- **Stated task**
Wherever the string "name" appears in the listing, copy that line.

- **Data provided**
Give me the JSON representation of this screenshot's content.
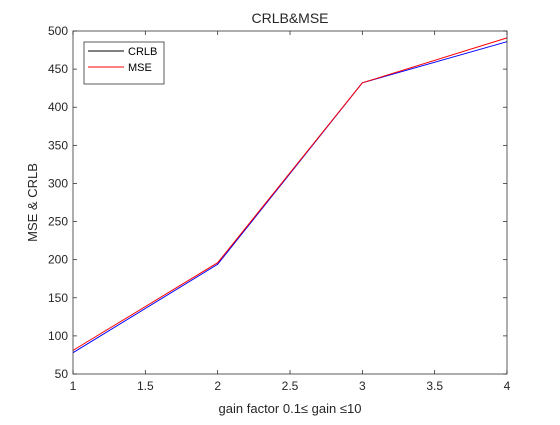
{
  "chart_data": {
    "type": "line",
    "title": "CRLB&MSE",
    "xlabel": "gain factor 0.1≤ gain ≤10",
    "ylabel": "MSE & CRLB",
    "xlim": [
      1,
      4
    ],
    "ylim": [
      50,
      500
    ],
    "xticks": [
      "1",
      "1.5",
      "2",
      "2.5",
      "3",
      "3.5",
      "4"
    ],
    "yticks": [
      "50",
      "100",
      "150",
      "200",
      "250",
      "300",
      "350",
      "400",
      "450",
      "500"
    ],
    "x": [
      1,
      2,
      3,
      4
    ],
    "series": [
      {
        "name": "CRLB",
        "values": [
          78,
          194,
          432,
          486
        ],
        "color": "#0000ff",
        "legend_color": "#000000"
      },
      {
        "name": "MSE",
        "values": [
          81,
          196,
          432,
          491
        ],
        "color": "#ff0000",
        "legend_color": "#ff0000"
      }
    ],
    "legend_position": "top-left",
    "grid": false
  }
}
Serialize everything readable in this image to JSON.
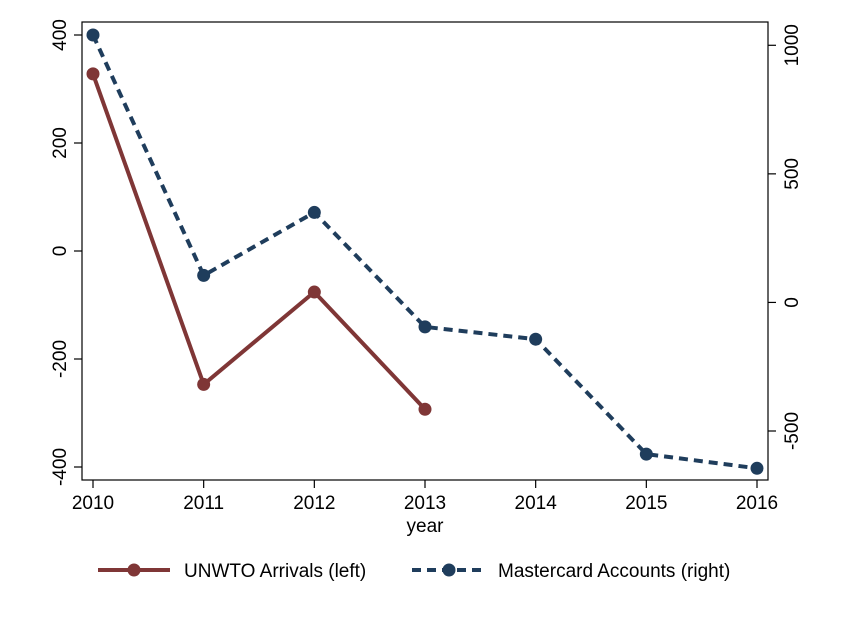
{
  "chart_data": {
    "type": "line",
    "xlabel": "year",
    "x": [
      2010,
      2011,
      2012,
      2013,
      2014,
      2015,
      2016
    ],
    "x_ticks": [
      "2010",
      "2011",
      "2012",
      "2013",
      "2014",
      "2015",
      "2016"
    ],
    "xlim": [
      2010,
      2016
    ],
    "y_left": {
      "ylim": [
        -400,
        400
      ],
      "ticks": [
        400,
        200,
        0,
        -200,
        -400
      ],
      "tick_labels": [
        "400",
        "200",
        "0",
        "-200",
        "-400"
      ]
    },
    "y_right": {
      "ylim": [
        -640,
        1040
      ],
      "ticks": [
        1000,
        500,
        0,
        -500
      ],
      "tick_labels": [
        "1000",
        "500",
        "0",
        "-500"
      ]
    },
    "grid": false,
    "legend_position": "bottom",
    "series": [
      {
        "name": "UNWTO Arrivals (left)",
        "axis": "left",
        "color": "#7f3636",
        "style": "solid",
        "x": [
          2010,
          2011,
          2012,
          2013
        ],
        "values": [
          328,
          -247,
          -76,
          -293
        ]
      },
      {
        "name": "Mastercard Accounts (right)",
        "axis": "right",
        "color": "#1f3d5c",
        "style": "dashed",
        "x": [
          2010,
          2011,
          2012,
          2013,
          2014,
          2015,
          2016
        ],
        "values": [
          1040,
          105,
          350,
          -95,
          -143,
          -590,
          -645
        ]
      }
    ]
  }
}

- **Full answer**
        "name": "CRLB",
        "name": "MSE",
        "name": "UNWTO Arrivals (left)",
        "name": "Mastercard Accounts (right)",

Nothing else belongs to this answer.